課題一覧>
**a.** バリアフリー基準改正の文章を読み、次の問いに答えてください。
(i) 改正・改訂した「移動等円滑化基準」と「バリアフリー整備ガイドライン」は、いつ公布・公表されましたか。
(ii) 「ユニバーサルデザイン2020中間とりまとめ」を決定したのは、どの会議ですか。
(iii) 線路や水路等を挟んだ各側に出入口がある鉄軌道駅について、改正後の「移動等円滑化基準」は原則として何を設けなければならないと規定しましたか。
**b.** バリアフリー基準改正の文章の続きを、最後の文の後から書いてください。

本文抜粋>
===

我が国の公共交通機関における旅客施設及び車両等のバリアフリーに関する基準等については,新たに整備・導入等する際に義務基準として遵守しなければならない項目を定めた「移動等円滑化のために必要な旅客施設又は車両等の構造及び設備に関する基準を定める省令」(以下「移動等円滑化基準」)と,新たに整備・導入等する際の整備のあり方を具体的に示した「公共交通の(旅客施設・車両等)に関する移動等円滑化整備ガイドライン」(以下「バリアフリー整備ガイドライン」)
があげられます。
 
これまで「移動等円滑化基準」及び「バリアフリー整備ガイドライン」ともに何度かの改正・改訂を行っておりますが,
 
①改正前の「移動等円滑化基準」は施行から約10年が経過し,この間,高齢社会の進展,2020年東京オリンピック・パラリンピックの開催決定,障害者差別解消法の施行及び訪日外国人数の著しい増加など,バリアフリー・ユニバーサルデザインを取り巻く環境が大きく変化していること
 
②こうした中,「ユニバーサルデザイン2020中間とりまとめ」(平成28年8月2日 ユニバーサルデザイン2020関係府省等連絡会議決定)等において,「移動等円滑化基準」及び「バリアフリー整備ガイドライン」の改正内容を議論する検討会を設置し,平成28年度末を目処に結論を得て29年度中に改正することとされたこと
 
以上①②等の社会的変化等を受け,改正・改訂を行い,平成30年3月30日に公布・公表しました。
 
本稿では,今般改正・改訂した「移動等円滑化基準」及び「バリアフリー整備ガイドライン」の内容について説明します。
 
 

2.「移動等円滑化基準」及び「バリアフリー整備ガイドライン」の改正・改訂概要

(1)駅等における段差解消されたバリアフリールートの最短化・複数化について

バリアフリールートが高齢者,障害者等以外の旅客が利用する最も一般的なルートよりも長い場合,高齢者,障害者等は他の旅客に比して著しく長距離・長時間の移動を強いられることになります。また,鉄軌道駅では,線路や水路等を挟んだ各側に公共用通路に通じる出入口がある場合,バリアフリールートを一方の出入口にのみ整備しただけでは,他方の出入口を利用したい高齢者,障害者等は迂回(うかい)により著しく長距離・長時間の移動を強いられることとなります。
 
そのため,今回の「移動等円滑化基準」改正において,鉄軌道駅やバスターミナル等の旅客施設では,旅客の移動が最も一般的なルートとバリアフリールートの長さの差はできる限り小さくすることを新たに規定するとともに,上記のような鉄軌道駅においては,原則として,鉄軌道駅の各側の出入口に通ずるバリアフリールートをそれぞれ1ルート以上設けなければならない旨を規定しました。また,「バリアフリー整備ガイドライン」においては,旅客の移動が最も一般的なルートをバリアフリールートとすることを「標準的な整備内容」として明記しました。

===

資料>
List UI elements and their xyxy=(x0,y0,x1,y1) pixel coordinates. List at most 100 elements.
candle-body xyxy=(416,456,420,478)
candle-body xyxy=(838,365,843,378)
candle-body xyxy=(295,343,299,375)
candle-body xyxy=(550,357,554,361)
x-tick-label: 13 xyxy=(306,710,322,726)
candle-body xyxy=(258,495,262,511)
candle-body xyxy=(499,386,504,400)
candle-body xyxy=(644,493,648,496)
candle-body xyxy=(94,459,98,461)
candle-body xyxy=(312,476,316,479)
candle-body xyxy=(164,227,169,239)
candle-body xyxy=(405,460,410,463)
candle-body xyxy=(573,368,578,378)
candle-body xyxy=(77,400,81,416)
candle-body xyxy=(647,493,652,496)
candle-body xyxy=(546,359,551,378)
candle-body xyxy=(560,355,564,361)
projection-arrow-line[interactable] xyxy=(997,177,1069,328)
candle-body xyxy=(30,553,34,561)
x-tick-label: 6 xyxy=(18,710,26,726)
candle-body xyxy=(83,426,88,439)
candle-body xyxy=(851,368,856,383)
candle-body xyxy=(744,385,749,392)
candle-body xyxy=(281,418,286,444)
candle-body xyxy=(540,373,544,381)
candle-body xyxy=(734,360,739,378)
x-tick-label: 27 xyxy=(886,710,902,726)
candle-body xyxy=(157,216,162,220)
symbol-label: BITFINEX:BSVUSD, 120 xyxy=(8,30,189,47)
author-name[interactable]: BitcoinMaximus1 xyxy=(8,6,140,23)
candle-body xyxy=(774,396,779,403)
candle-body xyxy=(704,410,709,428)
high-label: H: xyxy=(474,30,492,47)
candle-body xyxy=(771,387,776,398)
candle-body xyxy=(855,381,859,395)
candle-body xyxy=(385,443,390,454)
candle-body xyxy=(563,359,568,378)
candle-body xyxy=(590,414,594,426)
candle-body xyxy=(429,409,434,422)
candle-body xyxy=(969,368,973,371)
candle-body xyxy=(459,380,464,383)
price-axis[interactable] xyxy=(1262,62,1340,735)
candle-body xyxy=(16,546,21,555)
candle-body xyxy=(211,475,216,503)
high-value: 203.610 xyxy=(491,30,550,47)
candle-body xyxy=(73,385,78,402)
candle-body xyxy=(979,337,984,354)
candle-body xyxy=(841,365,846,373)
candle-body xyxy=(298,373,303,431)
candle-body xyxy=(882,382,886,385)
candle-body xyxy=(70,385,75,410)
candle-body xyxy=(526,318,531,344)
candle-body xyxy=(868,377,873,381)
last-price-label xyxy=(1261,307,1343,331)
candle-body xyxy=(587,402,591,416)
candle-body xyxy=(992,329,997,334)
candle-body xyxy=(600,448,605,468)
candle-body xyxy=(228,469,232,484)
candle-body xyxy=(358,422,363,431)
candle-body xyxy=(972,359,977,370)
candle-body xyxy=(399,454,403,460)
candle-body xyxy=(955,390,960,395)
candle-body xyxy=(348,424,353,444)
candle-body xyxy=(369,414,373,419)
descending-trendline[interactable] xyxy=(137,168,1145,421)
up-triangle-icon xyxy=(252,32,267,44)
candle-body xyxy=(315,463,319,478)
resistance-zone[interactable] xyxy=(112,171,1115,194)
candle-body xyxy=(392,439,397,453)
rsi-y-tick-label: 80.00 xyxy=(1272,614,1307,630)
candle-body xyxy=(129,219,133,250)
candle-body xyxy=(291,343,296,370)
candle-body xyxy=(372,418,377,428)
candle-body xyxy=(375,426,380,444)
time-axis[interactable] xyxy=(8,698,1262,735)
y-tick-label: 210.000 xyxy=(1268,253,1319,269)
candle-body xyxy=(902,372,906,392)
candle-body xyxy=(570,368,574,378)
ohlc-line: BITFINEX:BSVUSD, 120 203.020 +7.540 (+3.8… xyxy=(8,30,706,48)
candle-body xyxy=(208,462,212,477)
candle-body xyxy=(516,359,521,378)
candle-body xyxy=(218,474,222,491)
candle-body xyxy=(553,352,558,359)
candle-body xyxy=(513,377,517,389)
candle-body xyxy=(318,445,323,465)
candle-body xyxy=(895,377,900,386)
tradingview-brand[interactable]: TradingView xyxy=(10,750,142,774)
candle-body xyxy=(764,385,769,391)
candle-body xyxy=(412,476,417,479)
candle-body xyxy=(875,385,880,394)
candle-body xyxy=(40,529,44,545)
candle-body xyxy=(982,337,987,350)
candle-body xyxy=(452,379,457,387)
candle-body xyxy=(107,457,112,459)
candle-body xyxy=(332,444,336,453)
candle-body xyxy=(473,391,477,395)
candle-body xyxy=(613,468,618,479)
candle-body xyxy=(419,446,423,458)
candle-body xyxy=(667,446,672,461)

===

課題の解答>
**a.**
(i) 平成30年3月30日です。
(ii) ユニバーサルデザイン2020関係府省等連絡会議です。
(iii) 各側の出入口に通ずるバリアフリールートを、それぞれ1ルート以上設けなければならないと規定しました。

**b.**
 
 

(2)乗降場間の乗継ぎルートのバリアフリー化について

旅客施設内の乗継ぎルートについては,一般的な乗継ぎルートとは異なるルートのみがバリアフリー化されていることにより,高齢者,障害者等は乗継ぎの際,他の旅客に比して著しく長距離・長時間の移動を強いられるケースがあります。
 
そのため,旅客施設内においては,バリアフリー化された乗継ぎルートを乗降場ごとに1ルート以上設けなければならないこと,バリアフリー化された乗継ぎルートと一般的な乗継ぎルートとの長さの差をできる限り小さくすることを「移動等円滑化基準」に新たに規定しました。また,「バリアフリー整備ガイドライン」においては,各乗降場間を結ぶ乗継ぎルートのうち,旅客の移動が最も一般的なルートをバリアフリー化することを「標準的な整備内容」として位置付けるとともに,他事業者の旅客施設(他の交通モードを含む)との乗継ぎルートをバリアフリー化することを「望ましい整備内容」として明記しました。
 
 

(3)エレベーターかごの大きさ等について

旅客施設等のエレベーターでは,近年,ベビーカー使用者や訪日観光客をはじめとするスーツケース等の大型荷物を持って移動される方等が増えたことにより,エレベーターの利用に競合が生じ,高齢者,障害者等がエレベーターの前で長時間待たされるケースが発生しています。
 
そのため,今回の「移動等円滑化基準」改正において,事業者は高齢者,障害者等の利用状況を考慮してエレベーターのかごの大きさ及び台数を定めることを規定しました。また,「バリアフリー整備ガイドライン」では,表-1も参考にしつつ,設置するエレベーターのかごの大きさを選定すること等を「標準的な整備内容」として明記しました。
 



 

(4)トイレのバリアフリー化について

これまで,旅客施設にトイレを設ける場合は,そのうちの一つ以上のトイレは,車椅子使用者及びオストメイトの方が利用できる個室トイレを一つ以上設けたもの,またはトイレ全体が高齢者,障害者等が円滑に利用することができる構造のものと規定していました。
 
現在,多くの旅客施設には前記の車椅子使用者,オストメイトの他,乳幼児連れの方等も利用できる設備を一つの個室トイレに整備した,いわゆる多機能トイレが設置されています。多機能トイレは高齢者,障害者等以外の方の使用も可能ですが,他の個室トイレに比べて利用者が集中し,多機能トイレしか使えない方が利用したいときに利用できないケースが発生しています。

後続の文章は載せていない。